──────── Input records ────────

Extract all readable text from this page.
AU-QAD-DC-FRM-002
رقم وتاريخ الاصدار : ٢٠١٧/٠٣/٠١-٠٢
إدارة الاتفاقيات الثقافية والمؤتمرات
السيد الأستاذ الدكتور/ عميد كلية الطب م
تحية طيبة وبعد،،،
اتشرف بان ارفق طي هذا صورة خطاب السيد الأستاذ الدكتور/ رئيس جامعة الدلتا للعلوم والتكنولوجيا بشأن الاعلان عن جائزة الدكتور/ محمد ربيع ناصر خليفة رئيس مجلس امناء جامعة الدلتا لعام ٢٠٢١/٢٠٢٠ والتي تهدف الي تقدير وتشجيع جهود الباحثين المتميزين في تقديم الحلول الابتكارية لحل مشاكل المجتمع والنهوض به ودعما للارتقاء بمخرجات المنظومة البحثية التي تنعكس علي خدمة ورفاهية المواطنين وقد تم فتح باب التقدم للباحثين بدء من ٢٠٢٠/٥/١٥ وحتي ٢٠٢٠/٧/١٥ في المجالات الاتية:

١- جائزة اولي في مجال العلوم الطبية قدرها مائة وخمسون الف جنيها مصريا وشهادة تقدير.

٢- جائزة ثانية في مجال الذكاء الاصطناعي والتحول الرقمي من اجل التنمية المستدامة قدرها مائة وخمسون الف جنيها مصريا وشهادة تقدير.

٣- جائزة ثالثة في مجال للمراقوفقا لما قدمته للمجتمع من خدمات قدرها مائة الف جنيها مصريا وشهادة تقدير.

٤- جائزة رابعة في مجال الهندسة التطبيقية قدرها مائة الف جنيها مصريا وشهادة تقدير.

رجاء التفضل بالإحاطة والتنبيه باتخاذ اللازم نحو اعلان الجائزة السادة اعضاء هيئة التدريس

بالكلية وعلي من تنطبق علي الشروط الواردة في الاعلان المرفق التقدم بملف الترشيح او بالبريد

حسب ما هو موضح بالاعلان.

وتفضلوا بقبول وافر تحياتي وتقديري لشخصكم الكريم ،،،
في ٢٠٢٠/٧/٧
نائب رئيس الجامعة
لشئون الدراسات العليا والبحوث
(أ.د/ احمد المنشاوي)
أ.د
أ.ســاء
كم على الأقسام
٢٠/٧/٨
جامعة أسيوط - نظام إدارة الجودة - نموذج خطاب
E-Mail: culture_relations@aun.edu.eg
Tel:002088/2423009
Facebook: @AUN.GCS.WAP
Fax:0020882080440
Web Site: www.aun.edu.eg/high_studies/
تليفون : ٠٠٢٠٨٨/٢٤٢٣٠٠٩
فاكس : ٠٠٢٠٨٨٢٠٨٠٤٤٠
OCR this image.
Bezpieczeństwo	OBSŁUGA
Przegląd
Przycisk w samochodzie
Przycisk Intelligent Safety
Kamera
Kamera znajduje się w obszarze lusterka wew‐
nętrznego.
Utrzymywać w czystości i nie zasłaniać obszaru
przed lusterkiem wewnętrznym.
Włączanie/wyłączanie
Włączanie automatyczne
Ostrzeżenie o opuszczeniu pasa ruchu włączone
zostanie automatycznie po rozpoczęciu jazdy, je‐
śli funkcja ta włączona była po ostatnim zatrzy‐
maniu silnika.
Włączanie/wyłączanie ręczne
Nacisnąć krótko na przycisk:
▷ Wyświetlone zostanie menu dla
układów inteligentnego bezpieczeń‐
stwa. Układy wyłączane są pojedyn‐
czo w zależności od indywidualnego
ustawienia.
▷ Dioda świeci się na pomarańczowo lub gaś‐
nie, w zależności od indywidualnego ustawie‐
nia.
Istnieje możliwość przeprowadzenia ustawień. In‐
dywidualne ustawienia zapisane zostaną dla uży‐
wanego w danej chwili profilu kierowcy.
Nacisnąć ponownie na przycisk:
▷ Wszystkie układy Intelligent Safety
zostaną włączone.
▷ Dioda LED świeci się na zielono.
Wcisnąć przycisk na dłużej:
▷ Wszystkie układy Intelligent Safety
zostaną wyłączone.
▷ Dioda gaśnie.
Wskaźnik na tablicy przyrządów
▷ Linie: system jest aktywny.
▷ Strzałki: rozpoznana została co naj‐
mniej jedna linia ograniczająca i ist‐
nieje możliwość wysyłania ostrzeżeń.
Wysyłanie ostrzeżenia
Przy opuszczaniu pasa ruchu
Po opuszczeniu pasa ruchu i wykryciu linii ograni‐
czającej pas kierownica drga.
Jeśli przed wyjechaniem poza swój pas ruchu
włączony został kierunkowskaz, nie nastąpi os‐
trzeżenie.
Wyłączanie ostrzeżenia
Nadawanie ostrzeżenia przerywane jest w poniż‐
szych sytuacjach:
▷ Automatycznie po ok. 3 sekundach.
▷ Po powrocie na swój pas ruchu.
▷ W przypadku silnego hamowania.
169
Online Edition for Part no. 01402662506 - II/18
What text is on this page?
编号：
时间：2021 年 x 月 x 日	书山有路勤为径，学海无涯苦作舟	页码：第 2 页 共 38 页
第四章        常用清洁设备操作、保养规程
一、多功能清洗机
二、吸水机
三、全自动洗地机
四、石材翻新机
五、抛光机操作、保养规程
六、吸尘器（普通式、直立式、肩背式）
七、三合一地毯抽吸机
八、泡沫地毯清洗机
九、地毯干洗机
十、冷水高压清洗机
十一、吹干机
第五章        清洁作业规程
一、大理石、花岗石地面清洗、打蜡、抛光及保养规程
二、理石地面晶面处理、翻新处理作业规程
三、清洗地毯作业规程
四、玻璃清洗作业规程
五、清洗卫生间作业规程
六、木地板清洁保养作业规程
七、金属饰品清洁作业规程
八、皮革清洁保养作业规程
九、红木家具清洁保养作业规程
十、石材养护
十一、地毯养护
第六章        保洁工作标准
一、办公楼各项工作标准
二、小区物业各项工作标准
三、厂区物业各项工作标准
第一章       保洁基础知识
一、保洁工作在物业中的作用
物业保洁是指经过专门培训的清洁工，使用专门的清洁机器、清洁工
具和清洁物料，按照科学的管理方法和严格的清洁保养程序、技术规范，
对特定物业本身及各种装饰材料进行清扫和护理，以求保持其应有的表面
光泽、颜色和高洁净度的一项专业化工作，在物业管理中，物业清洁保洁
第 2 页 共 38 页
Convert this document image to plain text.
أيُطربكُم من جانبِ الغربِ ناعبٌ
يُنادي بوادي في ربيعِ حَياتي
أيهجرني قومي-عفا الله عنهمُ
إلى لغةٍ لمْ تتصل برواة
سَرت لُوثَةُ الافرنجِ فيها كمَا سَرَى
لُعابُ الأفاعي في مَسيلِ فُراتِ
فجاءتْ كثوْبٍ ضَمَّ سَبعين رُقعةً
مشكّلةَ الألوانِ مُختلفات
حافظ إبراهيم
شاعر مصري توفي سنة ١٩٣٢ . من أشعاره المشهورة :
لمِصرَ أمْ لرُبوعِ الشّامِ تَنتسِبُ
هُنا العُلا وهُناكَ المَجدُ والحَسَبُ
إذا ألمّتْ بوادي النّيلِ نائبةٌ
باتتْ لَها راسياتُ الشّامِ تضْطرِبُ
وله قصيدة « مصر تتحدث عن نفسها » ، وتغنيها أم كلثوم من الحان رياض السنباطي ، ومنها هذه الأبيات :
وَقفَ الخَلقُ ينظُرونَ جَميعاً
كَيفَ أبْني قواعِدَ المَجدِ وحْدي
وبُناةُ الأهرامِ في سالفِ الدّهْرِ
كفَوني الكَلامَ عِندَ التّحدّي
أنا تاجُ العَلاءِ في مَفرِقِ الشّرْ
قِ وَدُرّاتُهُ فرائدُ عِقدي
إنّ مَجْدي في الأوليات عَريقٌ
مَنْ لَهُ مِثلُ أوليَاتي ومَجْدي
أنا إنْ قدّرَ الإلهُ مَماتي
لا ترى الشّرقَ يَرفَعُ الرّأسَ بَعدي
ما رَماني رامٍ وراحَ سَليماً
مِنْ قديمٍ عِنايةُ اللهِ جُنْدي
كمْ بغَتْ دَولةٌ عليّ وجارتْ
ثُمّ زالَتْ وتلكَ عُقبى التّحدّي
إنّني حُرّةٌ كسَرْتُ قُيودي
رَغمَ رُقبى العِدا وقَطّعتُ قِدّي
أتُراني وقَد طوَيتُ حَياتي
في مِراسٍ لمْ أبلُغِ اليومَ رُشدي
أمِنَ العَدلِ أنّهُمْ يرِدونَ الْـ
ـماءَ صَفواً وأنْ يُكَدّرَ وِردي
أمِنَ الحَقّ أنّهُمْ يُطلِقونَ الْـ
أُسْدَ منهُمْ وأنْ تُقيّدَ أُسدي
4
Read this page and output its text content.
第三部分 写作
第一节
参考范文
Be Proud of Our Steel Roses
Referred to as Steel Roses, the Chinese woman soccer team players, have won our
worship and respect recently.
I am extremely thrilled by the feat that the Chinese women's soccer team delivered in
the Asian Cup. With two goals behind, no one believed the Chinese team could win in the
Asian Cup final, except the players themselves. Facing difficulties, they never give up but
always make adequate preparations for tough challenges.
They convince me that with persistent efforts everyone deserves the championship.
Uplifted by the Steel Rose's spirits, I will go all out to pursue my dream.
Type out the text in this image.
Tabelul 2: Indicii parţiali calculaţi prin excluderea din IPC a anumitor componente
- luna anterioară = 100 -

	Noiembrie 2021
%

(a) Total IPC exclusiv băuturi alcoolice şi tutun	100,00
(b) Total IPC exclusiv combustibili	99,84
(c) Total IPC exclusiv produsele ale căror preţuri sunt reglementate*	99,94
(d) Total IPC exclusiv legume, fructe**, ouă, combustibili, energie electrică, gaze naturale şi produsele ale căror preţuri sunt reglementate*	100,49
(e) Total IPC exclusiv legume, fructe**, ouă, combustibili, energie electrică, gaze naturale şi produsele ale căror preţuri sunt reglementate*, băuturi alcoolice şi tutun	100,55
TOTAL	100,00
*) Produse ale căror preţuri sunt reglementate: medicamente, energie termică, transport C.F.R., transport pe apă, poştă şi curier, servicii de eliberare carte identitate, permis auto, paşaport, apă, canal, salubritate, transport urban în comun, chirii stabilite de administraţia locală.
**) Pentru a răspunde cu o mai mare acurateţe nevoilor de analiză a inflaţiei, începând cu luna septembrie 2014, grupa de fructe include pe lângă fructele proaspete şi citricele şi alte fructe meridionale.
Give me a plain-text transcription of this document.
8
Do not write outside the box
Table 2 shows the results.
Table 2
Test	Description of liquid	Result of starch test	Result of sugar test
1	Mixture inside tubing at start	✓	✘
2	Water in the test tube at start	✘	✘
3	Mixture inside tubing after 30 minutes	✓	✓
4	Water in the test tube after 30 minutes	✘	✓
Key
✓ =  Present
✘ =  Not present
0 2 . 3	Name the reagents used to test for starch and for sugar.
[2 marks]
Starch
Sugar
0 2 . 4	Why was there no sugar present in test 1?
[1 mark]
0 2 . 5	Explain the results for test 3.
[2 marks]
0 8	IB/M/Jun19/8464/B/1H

────────

Set exercise - In the records above, locate each line with the word "zależności". Copy all such lines.

Correct output -
czo w zależności od indywidualnego
nie, w zależności od indywidualnego ustawie‐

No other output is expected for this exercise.